### WHAT THE TASK REQUIRES
Search the data below for the string "JSON". Extract every line that contains it.

### PROVIDED MATERIAL
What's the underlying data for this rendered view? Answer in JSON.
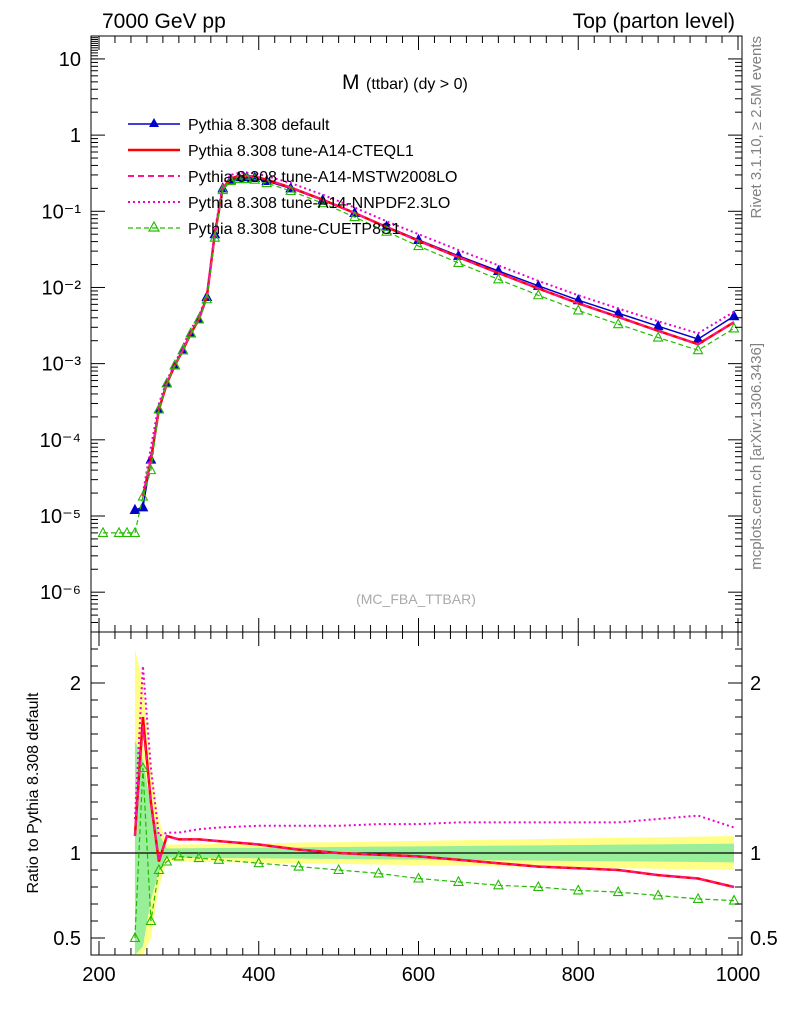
{
  "header": {
    "left": "7000 GeV pp",
    "right": "Top (parton level)"
  },
  "side": {
    "rivet": "Rivet 3.1.10, ≥ 2.5M events",
    "mcplots": "mcplots.cern.ch [arXiv:1306.3436]"
  },
  "plot_title_main": "M",
  "plot_title_sub": "(ttbar) (dy > 0)",
  "analysis_label": "(MC_FBA_TTBAR)",
  "ratio_ylabel": "Ratio to Pythia 8.308 default",
  "legend": [
    "Pythia 8.308 default",
    "Pythia 8.308 tune-A14-CTEQL1",
    "Pythia 8.308 tune-A14-MSTW2008LO",
    "Pythia 8.308 tune-A14-NNPDF2.3LO",
    "Pythia 8.308 tune-CUETP8S1"
  ],
  "colors": {
    "default": "#0000cc",
    "cteql1": "#ff0000",
    "mstw": "#ff1493",
    "nnpdf": "#ee00cc",
    "cuetp8s1": "#22bb00",
    "band_yellow": "#ffff88",
    "band_green": "#99ee99"
  },
  "chart_data": [
    {
      "type": "line",
      "panel": "main",
      "yscale": "log",
      "xlim": [
        190,
        1005
      ],
      "ylim": [
        3e-07,
        20
      ],
      "y_ticks": [
        "10",
        "1",
        "10⁻¹",
        "10⁻²",
        "10⁻³",
        "10⁻⁴",
        "10⁻⁵",
        "10⁻⁶"
      ],
      "x": [
        205,
        225,
        235,
        245,
        255,
        265,
        275,
        285,
        295,
        305,
        315,
        325,
        335,
        345,
        355,
        365,
        375,
        385,
        395,
        410,
        440,
        480,
        520,
        560,
        600,
        650,
        700,
        750,
        800,
        850,
        900,
        950,
        995
      ],
      "series": [
        {
          "name": "Pythia 8.308 default",
          "values": [
            null,
            null,
            null,
            1.2e-05,
            1.3e-05,
            5.5e-05,
            0.00025,
            0.00055,
            0.00095,
            0.0015,
            0.0025,
            0.0038,
            0.0075,
            0.05,
            0.2,
            0.26,
            0.28,
            0.28,
            0.275,
            0.25,
            0.2,
            0.14,
            0.095,
            0.063,
            0.042,
            0.026,
            0.0165,
            0.0105,
            0.0068,
            0.0046,
            0.0031,
            0.0021,
            0.0042
          ]
        },
        {
          "name": "Pythia 8.308 tune-A14-CTEQL1",
          "values": [
            null,
            null,
            null,
            null,
            1.8e-05,
            5.5e-05,
            0.00025,
            0.00055,
            0.00095,
            0.0015,
            0.0025,
            0.0038,
            0.0075,
            0.05,
            0.2,
            0.27,
            0.29,
            0.29,
            0.285,
            0.26,
            0.205,
            0.142,
            0.095,
            0.062,
            0.041,
            0.025,
            0.0155,
            0.0097,
            0.0062,
            0.0041,
            0.0027,
            0.0018,
            0.0035
          ]
        },
        {
          "name": "Pythia 8.308 tune-A14-MSTW2008LO",
          "values": [
            null,
            null,
            null,
            null,
            1.8e-05,
            5.5e-05,
            0.00026,
            0.00056,
            0.00096,
            0.0015,
            0.0025,
            0.0038,
            0.0075,
            0.05,
            0.2,
            0.27,
            0.29,
            0.29,
            0.285,
            0.26,
            0.205,
            0.142,
            0.095,
            0.062,
            0.041,
            0.025,
            0.0155,
            0.0097,
            0.0062,
            0.0041,
            0.0027,
            0.0018,
            0.0035
          ]
        },
        {
          "name": "Pythia 8.308 tune-A14-NNPDF2.3LO",
          "values": [
            null,
            null,
            null,
            null,
            2e-05,
            8e-05,
            0.0003,
            0.0006,
            0.001,
            0.0017,
            0.0028,
            0.0042,
            0.008,
            0.055,
            0.23,
            0.3,
            0.32,
            0.32,
            0.315,
            0.29,
            0.235,
            0.165,
            0.112,
            0.074,
            0.05,
            0.031,
            0.0195,
            0.0122,
            0.0079,
            0.0053,
            0.0036,
            0.0025,
            0.0048
          ]
        },
        {
          "name": "Pythia 8.308 tune-CUETP8S1",
          "values": [
            6e-06,
            6e-06,
            6e-06,
            6e-06,
            1.8e-05,
            4e-05,
            0.00025,
            0.00055,
            0.00095,
            0.0015,
            0.0025,
            0.0038,
            0.007,
            0.045,
            0.19,
            0.25,
            0.265,
            0.265,
            0.26,
            0.235,
            0.185,
            0.128,
            0.084,
            0.054,
            0.035,
            0.021,
            0.0128,
            0.0079,
            0.005,
            0.0033,
            0.0022,
            0.0015,
            0.0029
          ]
        }
      ]
    },
    {
      "type": "line",
      "panel": "ratio",
      "xlim": [
        190,
        1005
      ],
      "ylim": [
        0.4,
        2.3
      ],
      "x_ticks": [
        200,
        400,
        600,
        800,
        1000
      ],
      "y_ticks": [
        0.5,
        1,
        2
      ],
      "x": [
        245,
        255,
        265,
        275,
        285,
        300,
        325,
        350,
        400,
        450,
        500,
        550,
        600,
        650,
        700,
        750,
        800,
        850,
        900,
        950,
        995
      ],
      "series": [
        {
          "name": "Pythia 8.308 default",
          "values": [
            1,
            1,
            1,
            1,
            1,
            1,
            1,
            1,
            1,
            1,
            1,
            1,
            1,
            1,
            1,
            1,
            1,
            1,
            1,
            1,
            1
          ]
        },
        {
          "name": "Pythia 8.308 tune-A14-CTEQL1",
          "values": [
            1.1,
            1.8,
            1.3,
            0.95,
            1.1,
            1.08,
            1.08,
            1.07,
            1.05,
            1.02,
            1.0,
            0.99,
            0.98,
            0.96,
            0.94,
            0.92,
            0.91,
            0.9,
            0.87,
            0.85,
            0.8
          ]
        },
        {
          "name": "Pythia 8.308 tune-A14-MSTW2008LO",
          "values": [
            1.1,
            1.75,
            1.3,
            0.95,
            1.1,
            1.08,
            1.08,
            1.07,
            1.05,
            1.02,
            1.0,
            0.99,
            0.98,
            0.96,
            0.94,
            0.92,
            0.91,
            0.9,
            0.87,
            0.85,
            0.8
          ]
        },
        {
          "name": "Pythia 8.308 tune-A14-NNPDF2.3LO",
          "values": [
            1.2,
            2.1,
            1.5,
            1.1,
            1.12,
            1.12,
            1.14,
            1.15,
            1.16,
            1.16,
            1.16,
            1.17,
            1.17,
            1.18,
            1.18,
            1.18,
            1.18,
            1.18,
            1.2,
            1.22,
            1.15
          ]
        },
        {
          "name": "Pythia 8.308 tune-CUETP8S1",
          "values": [
            0.5,
            1.5,
            0.6,
            0.9,
            0.95,
            0.98,
            0.97,
            0.96,
            0.94,
            0.92,
            0.9,
            0.88,
            0.85,
            0.83,
            0.81,
            0.8,
            0.78,
            0.77,
            0.75,
            0.73,
            0.72
          ]
        }
      ]
    }
  ]
}
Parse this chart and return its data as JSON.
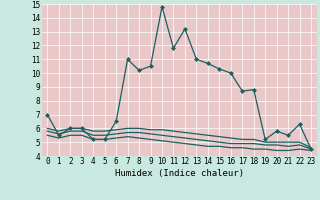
{
  "xlabel": "Humidex (Indice chaleur)",
  "background_color": "#c8e8e0",
  "plot_bg_color": "#e8c8c8",
  "line_color": "#1a6060",
  "grid_color": "#ffffff",
  "x": [
    0,
    1,
    2,
    3,
    4,
    5,
    6,
    7,
    8,
    9,
    10,
    11,
    12,
    13,
    14,
    15,
    16,
    17,
    18,
    19,
    20,
    21,
    22,
    23
  ],
  "line1": [
    7.0,
    5.5,
    6.0,
    6.0,
    5.2,
    5.2,
    6.5,
    11.0,
    10.2,
    10.5,
    14.8,
    11.8,
    13.2,
    11.0,
    10.7,
    10.3,
    10.0,
    8.7,
    8.8,
    5.2,
    5.8,
    5.5,
    6.3,
    4.5
  ],
  "line2": [
    6.0,
    5.8,
    6.0,
    6.0,
    5.8,
    5.8,
    5.9,
    6.0,
    6.0,
    5.9,
    5.9,
    5.8,
    5.7,
    5.6,
    5.5,
    5.4,
    5.3,
    5.2,
    5.2,
    5.0,
    5.0,
    5.0,
    5.0,
    4.6
  ],
  "line3": [
    5.8,
    5.6,
    5.8,
    5.8,
    5.5,
    5.5,
    5.6,
    5.7,
    5.7,
    5.6,
    5.5,
    5.4,
    5.3,
    5.2,
    5.1,
    5.0,
    4.9,
    4.9,
    4.9,
    4.8,
    4.8,
    4.7,
    4.8,
    4.5
  ],
  "line4": [
    5.5,
    5.3,
    5.5,
    5.5,
    5.2,
    5.2,
    5.3,
    5.4,
    5.3,
    5.2,
    5.1,
    5.0,
    4.9,
    4.8,
    4.7,
    4.7,
    4.6,
    4.6,
    4.5,
    4.5,
    4.4,
    4.4,
    4.5,
    4.4
  ],
  "ylim": [
    4,
    15
  ],
  "xlim": [
    -0.5,
    23.5
  ],
  "yticks": [
    4,
    5,
    6,
    7,
    8,
    9,
    10,
    11,
    12,
    13,
    14,
    15
  ],
  "xticks": [
    0,
    1,
    2,
    3,
    4,
    5,
    6,
    7,
    8,
    9,
    10,
    11,
    12,
    13,
    14,
    15,
    16,
    17,
    18,
    19,
    20,
    21,
    22,
    23
  ],
  "markersize": 2.5,
  "linewidth": 0.9,
  "tick_fontsize": 5.5,
  "xlabel_fontsize": 6.5
}
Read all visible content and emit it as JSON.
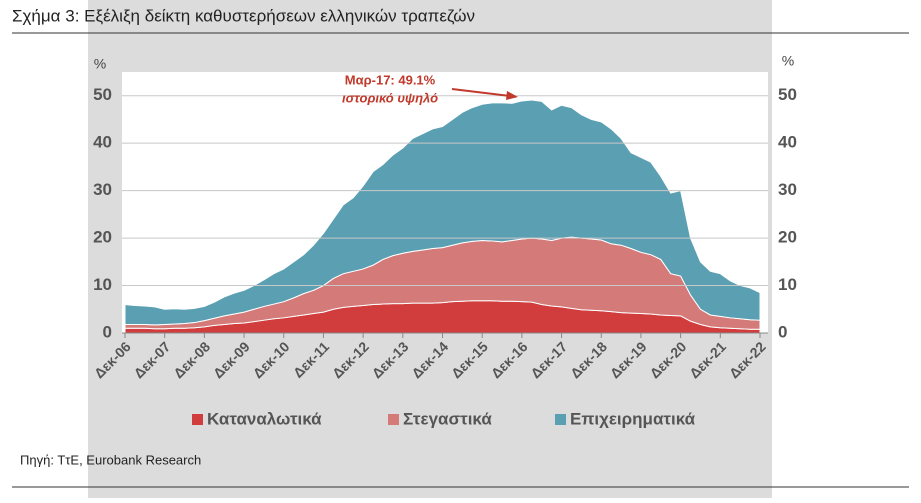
{
  "chart_data": {
    "type": "stacked-area",
    "title": "Σχήμα 3:  Εξέλιξη δείκτη καθυστερήσεων ελληνικών τραπεζών",
    "source": "Πηγή: ΤτΕ, Eurobank Research",
    "y_label": "%",
    "y2_label": "%",
    "annotation": [
      "Μαρ-17: 49.1%",
      "ιστορικό υψηλό"
    ],
    "categories": [
      "Δεκ-06",
      null,
      null,
      null,
      "Δεκ-07",
      null,
      null,
      null,
      "Δεκ-08",
      null,
      null,
      null,
      "Δεκ-09",
      null,
      null,
      null,
      "Δεκ-10",
      null,
      null,
      null,
      "Δεκ-11",
      null,
      null,
      null,
      "Δεκ-12",
      null,
      null,
      null,
      "Δεκ-13",
      null,
      null,
      null,
      "Δεκ-14",
      null,
      null,
      null,
      "Δεκ-15",
      null,
      null,
      null,
      "Δεκ-16",
      null,
      null,
      null,
      "Δεκ-17",
      null,
      null,
      null,
      "Δεκ-18",
      null,
      null,
      null,
      "Δεκ-19",
      null,
      null,
      null,
      "Δεκ-20",
      null,
      null,
      null,
      "Δεκ-21",
      null,
      null,
      null,
      "Δεκ-22"
    ],
    "series": [
      {
        "name": "Καταναλωτικά",
        "color": "#d13c3c",
        "values": [
          1.0,
          1.0,
          1.0,
          0.9,
          0.9,
          1.0,
          1.0,
          1.1,
          1.3,
          1.6,
          1.8,
          2.0,
          2.1,
          2.4,
          2.7,
          3.0,
          3.2,
          3.5,
          3.8,
          4.1,
          4.4,
          5.0,
          5.4,
          5.6,
          5.8,
          6.0,
          6.1,
          6.2,
          6.2,
          6.3,
          6.3,
          6.3,
          6.4,
          6.6,
          6.7,
          6.8,
          6.8,
          6.8,
          6.7,
          6.7,
          6.6,
          6.5,
          6.0,
          5.7,
          5.5,
          5.2,
          4.9,
          4.8,
          4.7,
          4.5,
          4.3,
          4.2,
          4.1,
          4.0,
          3.8,
          3.7,
          3.6,
          2.5,
          1.8,
          1.3,
          1.1,
          1.0,
          0.9,
          0.8,
          0.8
        ]
      },
      {
        "name": "Στεγαστικά",
        "color": "#d47a79",
        "values": [
          0.8,
          0.8,
          0.8,
          0.8,
          0.9,
          0.9,
          1.0,
          1.1,
          1.3,
          1.5,
          1.8,
          2.0,
          2.3,
          2.6,
          2.9,
          3.1,
          3.4,
          3.9,
          4.5,
          4.9,
          5.6,
          6.5,
          7.1,
          7.4,
          7.7,
          8.3,
          9.4,
          10.1,
          10.6,
          10.9,
          11.2,
          11.5,
          11.6,
          11.9,
          12.3,
          12.5,
          12.7,
          12.6,
          12.5,
          12.8,
          13.2,
          13.5,
          13.8,
          13.8,
          14.5,
          15.0,
          15.1,
          15.0,
          14.9,
          14.3,
          14.2,
          13.6,
          12.9,
          12.5,
          11.7,
          8.8,
          8.4,
          5.5,
          3.2,
          2.5,
          2.4,
          2.2,
          2.1,
          2.0,
          1.9
        ]
      },
      {
        "name": "Επιχειρηματικά",
        "color": "#5b9fb3",
        "values": [
          4.2,
          4.0,
          3.9,
          3.8,
          3.2,
          3.2,
          3.0,
          3.0,
          3.0,
          3.4,
          4.0,
          4.4,
          4.6,
          5.0,
          5.6,
          6.4,
          6.9,
          7.6,
          8.2,
          9.5,
          11.0,
          12.5,
          14.5,
          15.5,
          17.5,
          19.7,
          20.0,
          21.2,
          22.2,
          23.8,
          24.5,
          25.2,
          25.5,
          26.5,
          27.5,
          28.2,
          28.7,
          29.1,
          29.3,
          28.9,
          29.1,
          29.1,
          29.0,
          27.5,
          28.0,
          27.3,
          26.0,
          25.2,
          24.9,
          24.2,
          22.5,
          20.2,
          20.0,
          19.5,
          17.5,
          17.0,
          18.0,
          12.0,
          10.0,
          9.2,
          9.0,
          7.8,
          7.0,
          6.7,
          5.8
        ]
      }
    ],
    "ylim": [
      0,
      55
    ],
    "yticks": [
      0,
      10,
      20,
      30,
      40,
      50
    ],
    "y2lim": [
      0,
      55
    ],
    "y2ticks": [
      0,
      10,
      20,
      30,
      40,
      50
    ],
    "grid": true
  }
}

### WRITTEN ANSWER
What's the underlying data for this rendered view? Answer in JSON.
Parse this chart and return its data as JSON.
Read all visible content and emit it as JSON.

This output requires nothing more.